SUPPLIED DATA -
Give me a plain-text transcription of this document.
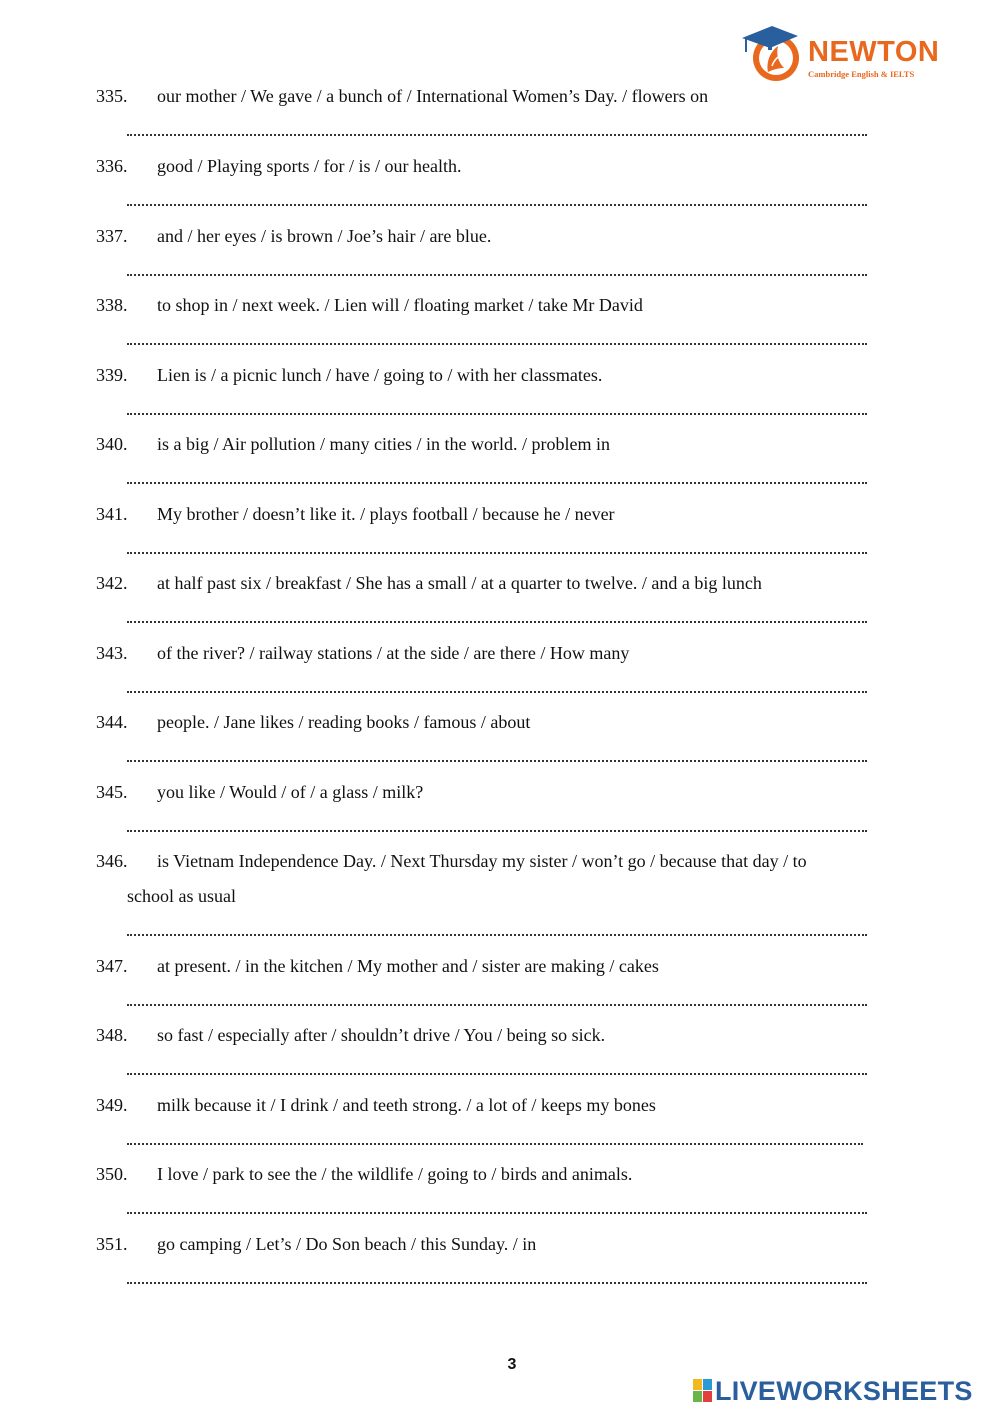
NEWTON
Cambridge English & IELTS
335. our mother / We gave / a bunch of / International Women’s Day. / flowers on
336. good / Playing sports / for / is / our health.
337. and / her eyes / is brown / Joe’s hair / are blue.
338. to shop in / next week. / Lien will / floating market / take Mr David
339. Lien is / a picnic lunch / have / going to / with her classmates.
340. is a big / Air pollution / many cities / in the world. / problem in
341. My brother / doesn’t like it. / plays football / because he / never
342. at half past six / breakfast / She has a small / at a quarter to twelve. / and a big lunch
343. of the river? / railway stations / at the side / are there / How many
344. people. / Jane likes / reading books / famous / about
345. you like / Would / of / a glass / milk?
346. is Vietnam Independence Day. / Next Thursday my sister / won’t go / because that day / to
school as usual
347. at present. / in the kitchen / My mother and / sister are making / cakes
348. so fast / especially after / shouldn’t drive / You / being so sick.
349. milk because it / I drink / and teeth strong. / a lot of / keeps my bones
350. I love / park to see the / the wildlife / going to / birds and animals.
351. go camping / Let’s / Do Son beach / this Sunday. / in
3
LIVEWORKSHEETS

REQUIRED TASK - How many lines in the records above contain the word "lunch"? Reply with the number alone.

RESULT OF THE EXERCISE - 2